**ASSIGNMENT 1:**
Which tests produced the overall p-values in the chatbot reliability text?
**ASSIGNMENT 2:**
Please reproduce the part of the chatbot reliability text starting at "The reliability of" and ending at "across AI chatbots.".
**ASSIGNMENT 3:**
Summarize the chatbot reliability text in two sentences.

**PROVIDED TEXT:**
Start of Block

The reliability of responses from the four AI chatbots (ChatGPT-5, Claude Sonnet 4.5, DeepSeek-V3.2, and Gemini 2.5 Pro) is summarized in Table 3. Across instruments, ChatGPT-5 consistently achieved the highest mean scores. On DISCERN, ChatGPT-5 scored 42.53 ± 7.20, compared with 30.67 ± 7.37 for Claude Sonnet, 34.80 ± 6.10 for DeepSeek-V3.2, and 32.67 ± 8.30 for Gemini (overall p = 0.0011). Pairwise comparisons (Figure 3) showed that ChatGPT-5 performed significantly better than Claude Sonnet, DeepSeek-V3.2, and Gemini on DISCERN (adjusted p = 0.001, 0.0304, and 0.0065, respectively).

Table 3.

Reliability scores across AI chatbots.

Program	DISCERN (mean ± SD)	EQIP (mean ± SD)	GQS (mean ± SD)	JAMA (mean ± SD)
ChatGPT	42.53 ± 7.20	71.67 ± 6.17	4.00 ± 0.65	0.07 ± 0.26
Claude Sonnet	30.67 ± 7.37	59.00 ± 6.87	3.27 ± 0.80	0 ± 0
DeepSeek	34.80 ± 6.10	66.00 ± 5.07	3.60 ± 0.74	0 ± 0
Gemini	32.67 ± 8.30	61.67 ± 5.88	3.27 ± 0.80	0 ± 0
P-value	0.0011	0	0.3916	0.0464

Open in a new tab

Bar charts labeled A to D compare the scores of ChatGPT, Claude, Deepseek, and Gemini across four metrics: DISCERN, EQIP, GQS, and JAMA. ChatGPT consistently scores highest in DISCERN, EQIP, and GQS, with significant differences indicated by asterisks. In the JAMA metric, all are close to zero, with ChatGPT slightly higher. — Reliability scores of AI chatbots for gestational diabetes mellitus (GDM) public-education questions. Bar plots show reliability scores for four AI chatbots (ChatGPT-5, Claude Sonnet 4.5, DeepSeek-V3.2 and Gemini 2.5 Pro) across four instruments: **(A)** DISCERN, **(B)** Ensuring Quality Information for Patients (EQIP), **(C)** Global Quality Scale (GQS), and **(D)** Journal of the American Medical Association (JAMA) benchmark criteria. Scores are calculated from responses to 15 core GDM public-education questions. Bars represent mean scores across the 15 questions for each chatbot; error bars indicate standard deviation. Overall p-values are derived from Kruskal–Wallis tests comparing the four chatbots for each instrument. Pairwise comparisons between chatbots use *post hoc* tests with adjustment for multiple comparisons, and statistically significant differences are indicated by asterisks: *p < 0.05, **p < 0.01, ***p < 0.001.

End of Block

**DATA PROVIDED:**
Start of Block

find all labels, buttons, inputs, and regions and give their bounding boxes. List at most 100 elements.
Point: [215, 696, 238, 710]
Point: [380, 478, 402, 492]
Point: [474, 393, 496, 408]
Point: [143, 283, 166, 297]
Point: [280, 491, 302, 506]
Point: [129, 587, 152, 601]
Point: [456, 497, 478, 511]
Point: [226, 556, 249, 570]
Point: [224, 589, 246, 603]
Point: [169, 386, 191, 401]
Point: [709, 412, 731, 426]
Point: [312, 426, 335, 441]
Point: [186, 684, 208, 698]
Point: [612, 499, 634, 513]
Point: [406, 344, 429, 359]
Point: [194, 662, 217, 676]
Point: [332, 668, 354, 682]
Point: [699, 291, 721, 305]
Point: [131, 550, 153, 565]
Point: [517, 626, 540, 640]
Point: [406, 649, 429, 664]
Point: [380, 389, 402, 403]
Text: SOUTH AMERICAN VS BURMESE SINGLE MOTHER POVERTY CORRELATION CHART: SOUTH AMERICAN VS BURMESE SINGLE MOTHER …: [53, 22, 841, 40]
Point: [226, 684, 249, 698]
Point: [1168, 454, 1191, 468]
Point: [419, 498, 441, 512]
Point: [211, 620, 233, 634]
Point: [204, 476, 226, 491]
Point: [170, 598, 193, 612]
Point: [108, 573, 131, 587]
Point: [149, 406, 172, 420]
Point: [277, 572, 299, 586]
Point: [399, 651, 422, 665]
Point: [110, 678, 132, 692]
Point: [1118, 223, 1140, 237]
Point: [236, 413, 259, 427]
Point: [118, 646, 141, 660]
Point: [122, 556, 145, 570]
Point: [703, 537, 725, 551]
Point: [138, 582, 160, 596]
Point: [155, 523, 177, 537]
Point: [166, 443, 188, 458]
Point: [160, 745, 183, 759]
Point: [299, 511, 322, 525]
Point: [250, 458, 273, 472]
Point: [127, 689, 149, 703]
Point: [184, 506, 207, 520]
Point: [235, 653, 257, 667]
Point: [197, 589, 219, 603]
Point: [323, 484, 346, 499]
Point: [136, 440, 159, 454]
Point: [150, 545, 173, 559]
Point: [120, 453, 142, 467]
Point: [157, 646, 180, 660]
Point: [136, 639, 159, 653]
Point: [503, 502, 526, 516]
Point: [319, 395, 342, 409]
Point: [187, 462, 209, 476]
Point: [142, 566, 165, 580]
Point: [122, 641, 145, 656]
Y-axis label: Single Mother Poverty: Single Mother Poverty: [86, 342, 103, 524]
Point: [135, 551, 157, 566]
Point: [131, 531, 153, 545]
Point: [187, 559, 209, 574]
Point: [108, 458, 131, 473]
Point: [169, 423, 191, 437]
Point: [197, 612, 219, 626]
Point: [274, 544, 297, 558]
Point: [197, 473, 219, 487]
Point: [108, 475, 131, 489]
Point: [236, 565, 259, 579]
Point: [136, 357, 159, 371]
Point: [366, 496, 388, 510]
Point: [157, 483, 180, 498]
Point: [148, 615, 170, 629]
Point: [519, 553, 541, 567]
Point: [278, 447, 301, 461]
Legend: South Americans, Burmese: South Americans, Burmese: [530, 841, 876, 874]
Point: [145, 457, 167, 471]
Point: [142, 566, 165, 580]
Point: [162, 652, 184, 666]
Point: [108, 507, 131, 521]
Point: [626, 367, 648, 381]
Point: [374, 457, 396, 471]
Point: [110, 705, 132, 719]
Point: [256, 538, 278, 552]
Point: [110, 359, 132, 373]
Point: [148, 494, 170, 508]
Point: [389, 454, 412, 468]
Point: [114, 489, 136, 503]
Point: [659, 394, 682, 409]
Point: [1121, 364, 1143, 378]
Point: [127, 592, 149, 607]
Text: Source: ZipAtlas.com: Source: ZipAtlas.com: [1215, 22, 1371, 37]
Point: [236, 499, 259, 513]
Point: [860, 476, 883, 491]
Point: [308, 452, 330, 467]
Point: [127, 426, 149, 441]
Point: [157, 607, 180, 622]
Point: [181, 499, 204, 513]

End of Block

**TASK SOLUTION 1:**
Kruskal–Wallis tests comparing the four chatbots for each instrument.

**TASK SOLUTION 2:**
The reliability of responses from the four AI chatbots (ChatGPT-5, Claude Sonnet 4.5, DeepSeek-V3.2, and Gemini 2.5 Pro) is summarized in Table 3. Across instruments, ChatGPT-5 consistently achieved the highest mean scores. On DISCERN, ChatGPT-5 scored 42.53 ± 7.20, compared with 30.67 ± 7.37 for Claude Sonnet, 34.80 ± 6.10 for DeepSeek-V3.2, and 32.67 ± 8.30 for Gemini (overall p = 0.0011). Pairwise comparisons (Figure 3) showed that ChatGPT-5 performed significantly better than Claude Sonnet, DeepSeek-V3.2, and Gemini on DISCERN (adjusted p = 0.001, 0.0304, and 0.0065, respectively).

Table 3.

Reliability scores across AI chatbots.

**TASK SOLUTION 3:**
Four AI chatbots answered 15 core public-education questions on gestational diabetes mellitus, and ChatGPT-5 consistently achieved the highest mean reliability scores across instruments. On DISCERN, ChatGPT-5 scored 42.53 ± 7.20 and performed significantly better than Claude Sonnet, DeepSeek-V3.2, and Gemini in pairwise comparisons.